§ **EXTRAIT CHOISI**:

________________________

Ce n’est pas tellement ma région. C’est mon univers.

Yanny Hureaux : D’abord je n’aime pas ce mot-là. Vous pourriez poser, excusez-moi du peu, la question à Jean Giono, il aurait bondi. Mon grand ami André Dhôtel également. Je sais qu’il y a un certain dédain de ce qu’on appelle le régionalisme qui confine l’écrivain dans cette perspective très locale, alors que je suis persuadé que, dans ce que vous appelez le regionalisme, on peut évidemment atteindre l’universalité.

Alors ce que vous nommez ma région, c’est-à-dire les Ardennes, je vous dirais que ce n’est pas tellement ma région. C’est mon univers. Ce n’est pas du tout du chauvinisme dérisoire. Et vous savez, en observant déjà dans ma rue, dans mon village, je suis persuadé qu’on atteint à l’universalité des êtres. En tout cas, moi je n’en ai pas honte, je n’en suis pas fier non plus pour autant. Mais pour vous donner un exemple d’universalité, quand j’ai écrit mon enfance forestière dans le livre Bille de chêne, à ma grande surprise, j’ai eu énormément de courriers, même de gens du Midi, même de Corse, qui s’y reconnaissait. Quand je fais un livre où je raconte la tragédie de mes aïeux ici, sous l’occupation allemande en 14-18, je pense que ce qu’ils vivent, c’est ce que vivent toutes les …, tant qu’il y aura de l’histoire, donc des guerres, tant qu’il y aura des hommes, il y aura des guerres, c’est ce que vivent tous les gens qui ont subi où que ce soit sur la planète, l’occupation militaire.

________________________

Données de localisation des éléments:

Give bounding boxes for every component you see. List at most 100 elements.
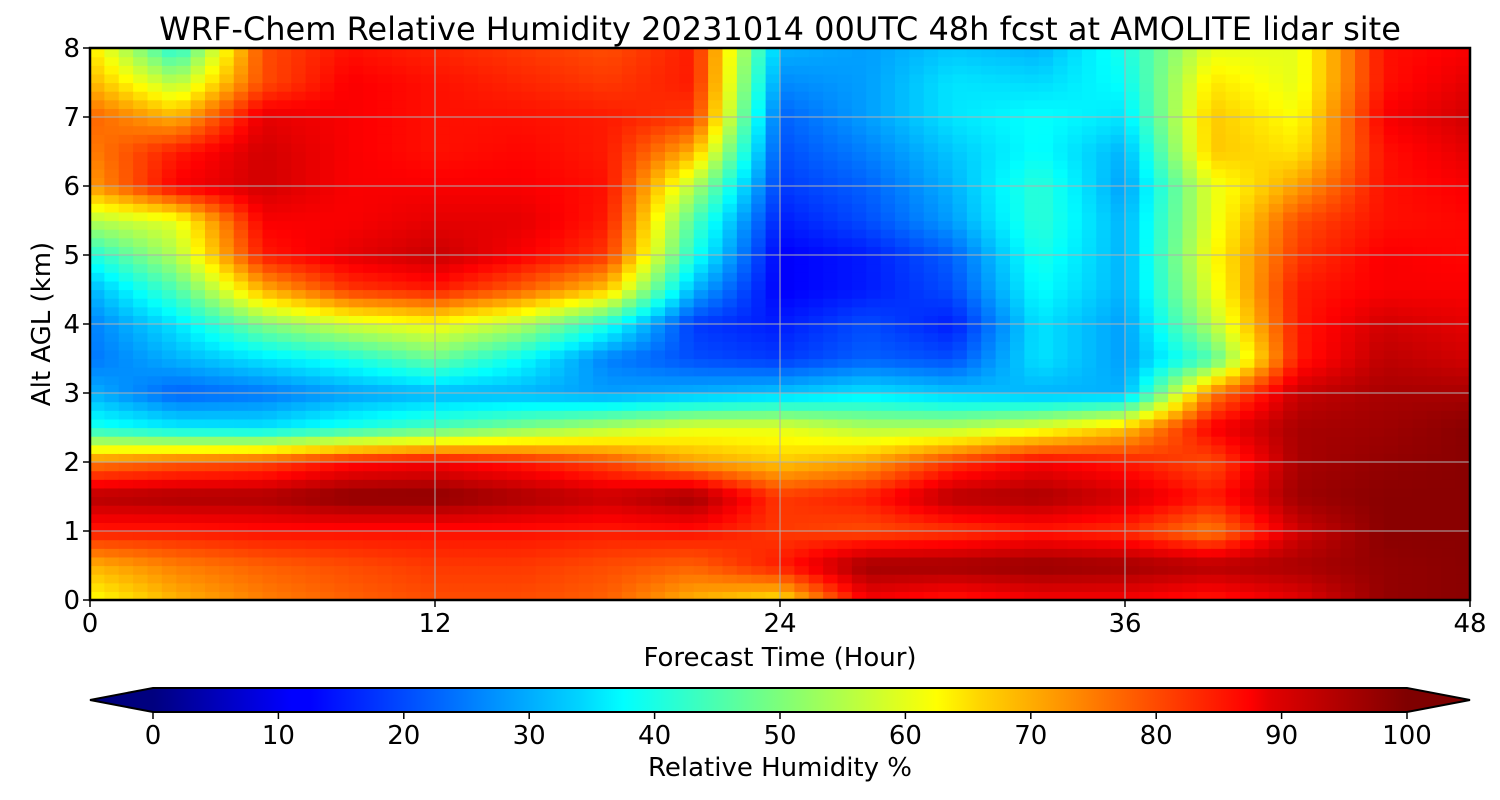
heatmap-cell	[1196, 410, 1212, 420]
heatmap-cell	[578, 306, 594, 316]
heatmap-cell	[205, 367, 220, 377]
heatmap-cell	[506, 358, 522, 368]
heatmap-cell	[636, 142, 652, 153]
heatmap-cell	[521, 548, 537, 558]
heatmap-cell	[851, 470, 867, 480]
heatmap-cell	[435, 108, 450, 118]
heatmap-cell	[1168, 470, 1184, 480]
heatmap-cell	[1182, 349, 1198, 360]
heatmap-cell	[219, 73, 235, 84]
heatmap-cell	[161, 367, 177, 377]
heatmap-cell	[708, 418, 724, 429]
heatmap-cell	[449, 462, 465, 472]
heatmap-cell	[1038, 556, 1054, 567]
heatmap-cell	[291, 315, 307, 325]
heatmap-cell	[147, 384, 163, 394]
heatmap-cell	[1182, 220, 1198, 230]
heatmap-cell	[118, 125, 134, 135]
heatmap-cell	[1139, 375, 1155, 385]
heatmap-cell	[1024, 487, 1040, 498]
heatmap-cell	[880, 56, 896, 66]
heatmap-cell	[535, 65, 551, 75]
heatmap-cell	[808, 531, 824, 541]
heatmap-cell	[851, 582, 867, 592]
heatmap-cell	[161, 462, 177, 472]
heatmap-cell	[593, 410, 609, 420]
heatmap-cell	[133, 556, 149, 567]
heatmap-cell	[722, 324, 738, 334]
heatmap-cell	[1038, 487, 1054, 498]
heatmap-cell	[736, 315, 752, 325]
heatmap-cell	[1053, 496, 1069, 506]
heatmap-cell	[377, 220, 393, 230]
heatmap-cell	[736, 246, 752, 256]
heatmap-cell	[262, 186, 278, 196]
heatmap-cell	[636, 298, 652, 308]
heatmap-cell	[607, 427, 623, 437]
heatmap-cell	[190, 134, 206, 144]
heatmap-cell	[521, 384, 537, 394]
heatmap-cell	[176, 332, 192, 342]
heatmap-cell	[377, 255, 393, 265]
heatmap-cell	[823, 117, 839, 127]
heatmap-cell	[665, 82, 680, 92]
heatmap-cell	[506, 73, 522, 84]
heatmap-cell	[478, 315, 494, 325]
heatmap-cell	[636, 384, 652, 394]
heatmap-cell	[305, 315, 321, 325]
heatmap-cell	[291, 487, 307, 498]
heatmap-cell	[205, 393, 220, 403]
heatmap-cell	[305, 384, 321, 394]
heatmap-cell	[722, 496, 738, 506]
heatmap-cell	[262, 289, 278, 299]
heatmap-cell	[104, 91, 120, 101]
heatmap-cell	[1110, 125, 1126, 135]
heatmap-cell	[492, 194, 508, 204]
heatmap-cell	[722, 117, 738, 127]
heatmap-cell	[895, 289, 910, 299]
heatmap-cell	[420, 134, 436, 144]
heatmap-cell	[305, 203, 321, 213]
heatmap-cell	[1067, 505, 1083, 515]
heatmap-cell	[176, 82, 192, 92]
heatmap-cell	[966, 393, 982, 403]
heatmap-cell	[478, 237, 494, 247]
heatmap-cell	[751, 211, 767, 222]
heatmap-cell	[190, 255, 206, 265]
heatmap-cell	[636, 436, 652, 446]
heatmap-cell	[851, 280, 867, 291]
heatmap-cell	[1096, 194, 1112, 204]
heatmap-cell	[765, 384, 781, 394]
heatmap-cell	[305, 168, 321, 178]
heatmap-cell	[147, 401, 163, 411]
heatmap-cell	[880, 220, 896, 230]
heatmap-cell	[276, 272, 292, 282]
heatmap-cell	[320, 410, 335, 420]
heatmap-cell	[995, 324, 1011, 334]
heatmap-cell	[808, 565, 824, 575]
heatmap-cell	[1196, 211, 1212, 222]
heatmap-cell	[593, 186, 609, 196]
heatmap-cell	[1010, 280, 1025, 291]
heatmap-cell	[1182, 522, 1198, 532]
heatmap-cell	[449, 237, 465, 247]
heatmap-cell	[794, 324, 810, 334]
heatmap-cell	[449, 151, 465, 161]
heatmap-cell	[233, 142, 249, 153]
heatmap-cell	[708, 168, 724, 178]
heatmap-cell	[1053, 306, 1069, 316]
heatmap-cell	[938, 246, 954, 256]
heatmap-cell	[1110, 444, 1126, 454]
heatmap-cell	[348, 358, 364, 368]
heatmap-cell	[248, 341, 264, 351]
heatmap-cell	[1067, 168, 1083, 178]
heatmap-cell	[607, 591, 623, 600]
heatmap-cell	[291, 522, 307, 532]
heatmap-cell	[823, 108, 839, 118]
heatmap-cell	[1153, 574, 1169, 584]
heatmap-cell	[952, 539, 968, 549]
heatmap-cell	[219, 263, 235, 273]
heatmap-cell	[406, 56, 422, 66]
heatmap-cell	[492, 539, 508, 549]
heatmap-cell	[665, 91, 680, 101]
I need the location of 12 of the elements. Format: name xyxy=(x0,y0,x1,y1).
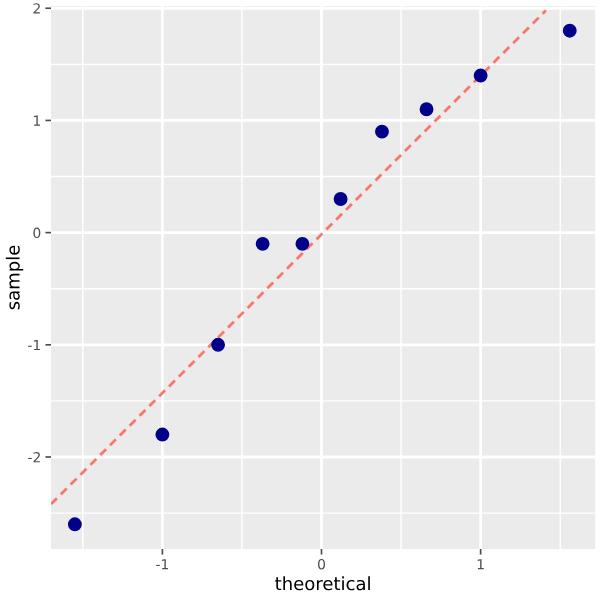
point xyxy=(333,192,348,206)
y-axis-title: sample xyxy=(5,245,24,310)
point xyxy=(155,427,170,442)
point xyxy=(419,102,434,117)
point xyxy=(211,337,226,352)
point xyxy=(473,68,488,83)
point xyxy=(67,517,82,532)
point xyxy=(255,236,270,251)
point xyxy=(375,124,389,139)
point xyxy=(562,23,577,38)
x-axis-title: theoretical xyxy=(275,576,370,591)
point xyxy=(295,236,310,251)
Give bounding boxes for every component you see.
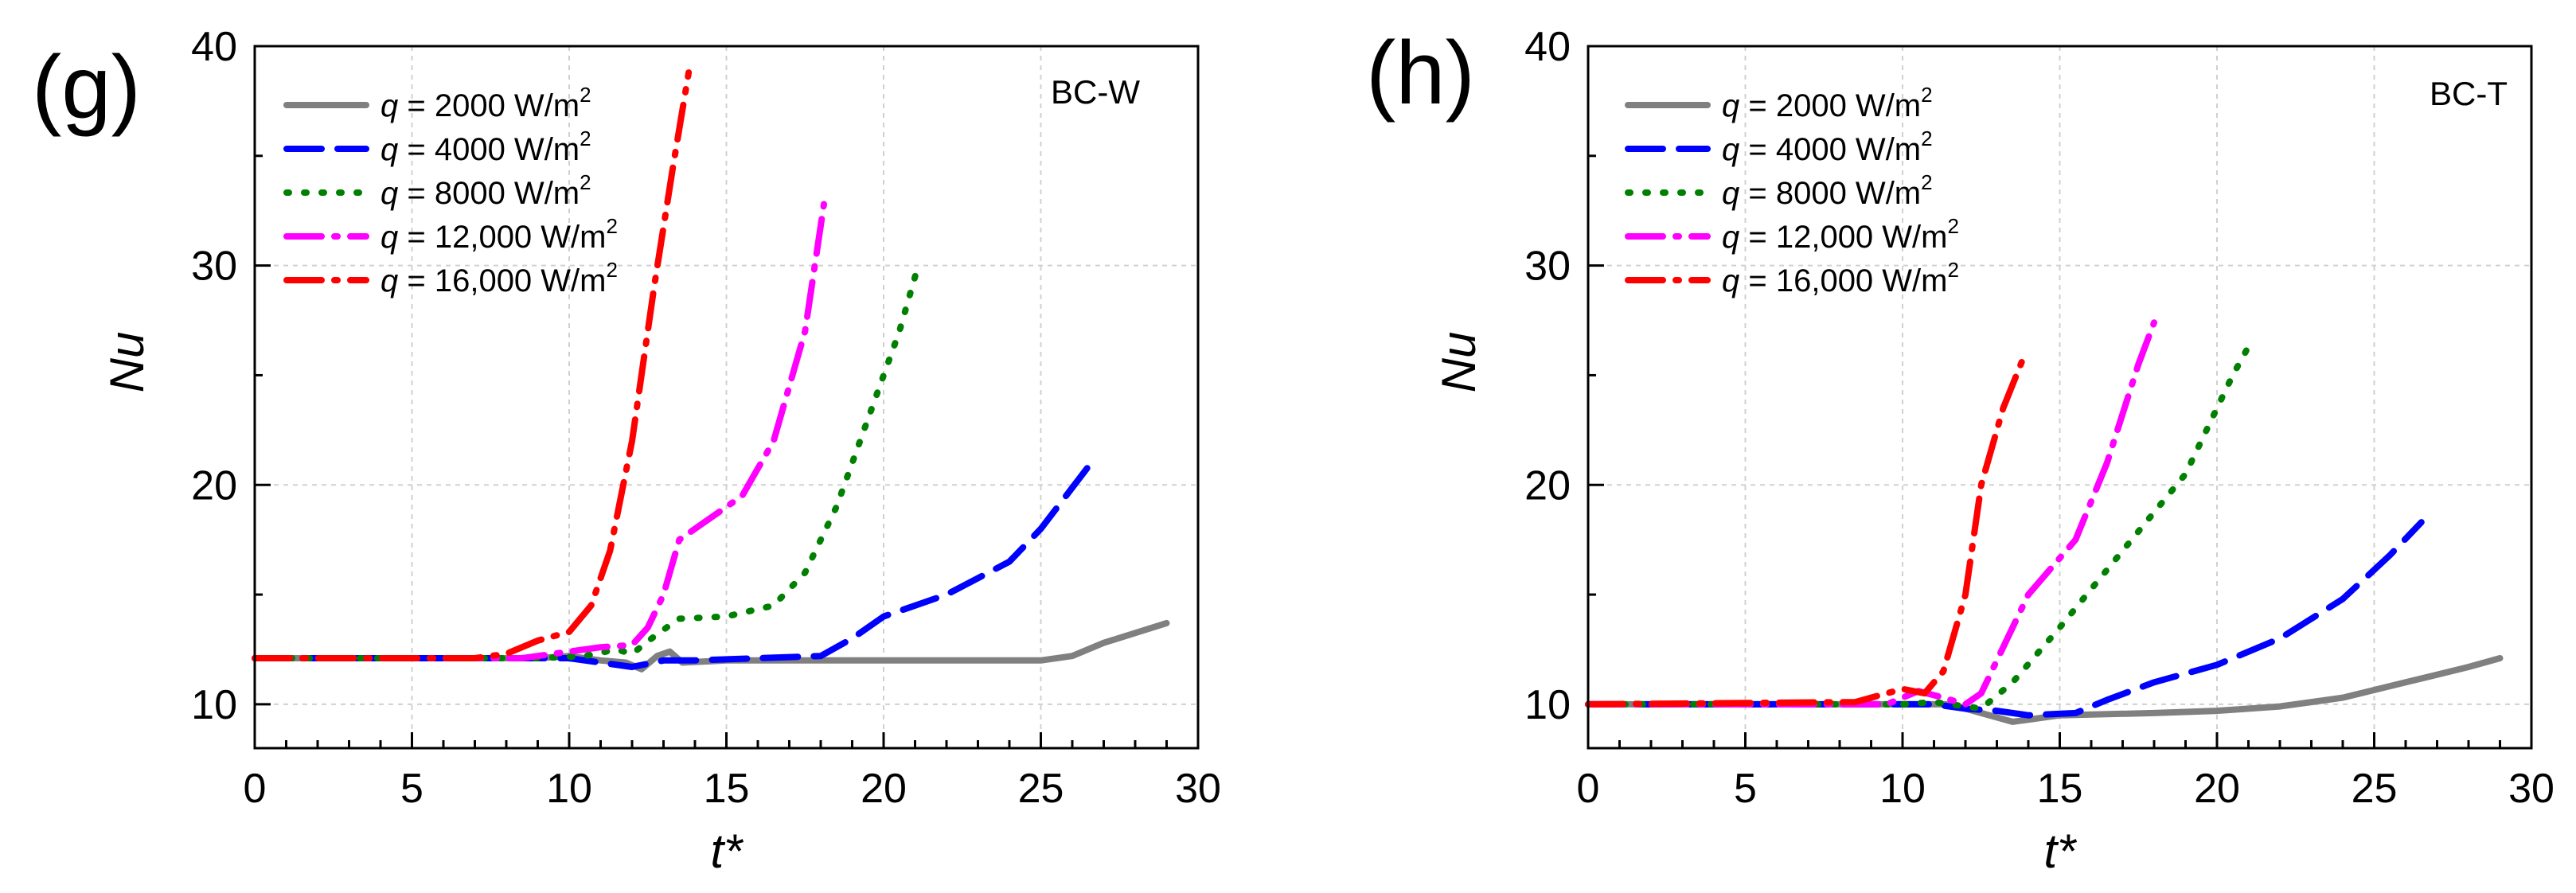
x-tick-label: 10 [546,766,592,812]
plot-frame [1587,45,2533,750]
series-line-1 [1585,519,2425,719]
x-axis-label: t* [710,825,744,878]
legend-label-3: q = 12,000 W/m2 [1722,214,1959,255]
x-tick-label: 25 [2352,766,2398,812]
panel-label: (g) [32,37,141,137]
series-line-2 [252,262,922,661]
x-tick-label: 30 [1175,766,1221,812]
legend-label-4: q = 16,000 W/m2 [381,258,618,298]
legend-label-1: q = 4000 W/m2 [1722,127,1933,167]
x-axis-label: t* [2043,825,2077,878]
legend-label-0: q = 2000 W/m2 [381,83,591,123]
panel-label: (h) [1366,23,1475,123]
x-tick-label: 15 [704,766,750,812]
legend-label-3: q = 12,000 W/m2 [381,214,618,255]
y-tick-label: 30 [191,244,237,290]
x-tick-label: 0 [1577,766,1600,812]
boundary-condition-tag: BC-W [1051,73,1140,111]
y-tick-label: 40 [1524,24,1571,70]
x-tick-label: 5 [400,766,423,812]
plot-frame [253,45,1200,750]
x-tick-label: 15 [2037,766,2083,812]
legend-label-4: q = 16,000 W/m2 [1722,258,1959,298]
series-line-3 [1585,319,2157,708]
boundary-condition-tag: BC-T [2430,75,2508,112]
legend-label-2: q = 8000 W/m2 [381,170,591,211]
series-line-2 [1585,343,2252,712]
x-tick-label: 25 [1018,766,1064,812]
y-tick-label: 30 [1524,244,1571,290]
panel-g: 0 5 10 15 20 25 30 10 20 30 40 (g) BC-W t* Nu q = 2000 … [32,24,1221,878]
series-line-3 [252,201,827,661]
x-tick-label: 10 [1879,766,1926,812]
series-line-4 [252,69,693,661]
y-tick-label: 40 [191,24,237,70]
legend-label-0: q = 2000 W/m2 [1722,83,1933,123]
x-tick-label: 20 [861,766,907,812]
panel-h: 0 5 10 15 20 25 30 10 20 30 40 (h) BC-T t* Nu q = 2000 … [1366,23,2555,878]
legend-label-2: q = 8000 W/m2 [1722,170,1933,211]
y-axis-label: Nu [100,332,154,393]
y-tick-label: 20 [191,462,237,509]
y-tick-label: 20 [1524,462,1571,509]
x-tick-label: 0 [244,766,267,812]
x-tick-label: 5 [1734,766,1757,812]
y-tick-label: 10 [191,682,237,728]
y-tick-label: 10 [1524,682,1571,728]
series-line-4 [1585,349,2029,708]
x-tick-label: 30 [2508,766,2555,812]
legend-label-1: q = 4000 W/m2 [381,127,591,167]
x-tick-label: 20 [2194,766,2240,812]
y-axis-label: Nu [1432,332,1485,393]
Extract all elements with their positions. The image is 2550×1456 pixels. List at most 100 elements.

________________________

§ **CONSIGNES**:
1. Remplacez "dédain" par "mépris" dans le passage de l'extrait sur les Ardennes compris entre "Yanny Hureaux : D’abord" et "évidemment atteindre l’universalité.", bornes incluses, puis donnez ce passage modifié.
2. Reproduisez à l'identique, s'il vous plaît, les lignes des enregistrements situées entre celle qui contient "x-tick-label: 10 [546,766,592,812]" et celle qui contient "x-tick-label: 30 [1175,766,1221,812]", ces deux lignes comprises.
L'extrait et les enregistrements n'ont aucun lien entre eux.

§ **RÉPONSES ATTENDUES**:
1.
Yanny Hureaux : D’abord je n’aime pas ce mot-là. Vous pourriez poser, excusez-moi du peu, la question à Jean Giono, il aurait bondi. Mon grand ami André Dhôtel également. Je sais qu’il y a un certain mépris de ce qu’on appelle le régionalisme qui confine l’écrivain dans cette perspective très locale, alors que je suis persuadé que, dans ce que vous appelez le regionalisme, on peut évidemment atteindre l’universalité.

2.
x-tick-label: 10 [546,766,592,812]
plot-frame [1587,45,2533,750]
series-line-1 [1585,519,2425,719]
x-axis-label: t* [710,825,744,878]
legend-label-3: q = 12,000 W/m2 [1722,214,1959,255]
x-tick-label: 25 [2352,766,2398,812]
panel-label: (g) [32,37,141,137]
series-line-2 [252,262,922,661]
x-tick-label: 30 [1175,766,1221,812]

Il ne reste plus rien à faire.